Stored data entries:
# # # #

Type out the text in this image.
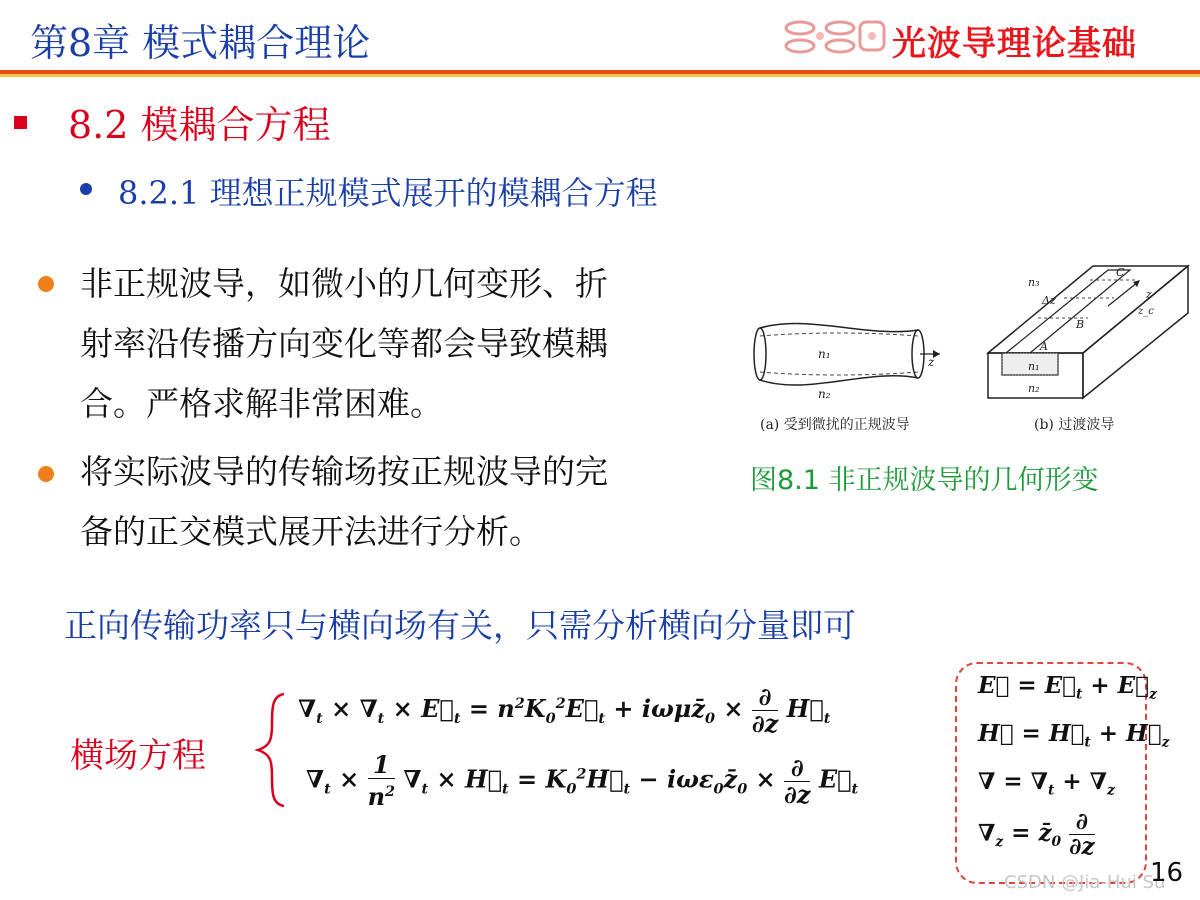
第8章 模式耦合理论	光波导理论基础
8.2 模耦合方程
8.2.1 理想正规模式展开的模耦合方程
非正规波导，如微小的几何变形、折
射率沿传播方向变化等都会导致模耦
合。严格求解非常困难。
将实际波导的传输场按正规波导的完
备的正交模式展开法进行分析。
z
n₁
n₂
(a) 受到微扰的正规波导
n₃
Δz
C
B
A
z
z_c
n₁
n₂
(b) 过渡波导
图8.1 非正规波导的几何形变
正向传输功率只与横向场有关，只需分析横向分量即可
横场方程
$\nabla_t \times \nabla_t$ × $E⃗_t$ = $n^2K_0^2E⃗_t$ + $i\omega\mu z̄_0$ × ∂
∂z
$H⃗_t$
$\nabla_t \times \frac{1}{n^2} \nabla_t$ × $H⃗_t$ = $K_0^2H⃗_t$ − $i\omega\varepsilon_0z̄_0$ × ∂
∂z
$E⃗_t$
E⃗ = $E⃗_t$ + $E⃗_z$
H⃗ = $H⃗_t$ + $H⃗_z$
∇ = $\nabla_t + \nabla_z$
$\nabla_z$ = $z̄_0$
∂
∂z
CSDN @Jia-Hui Su
16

# # # #

**Set problem**
Determine how many lines of the listing above hold the word "omega". Report that number without anything else.

**Final result**
2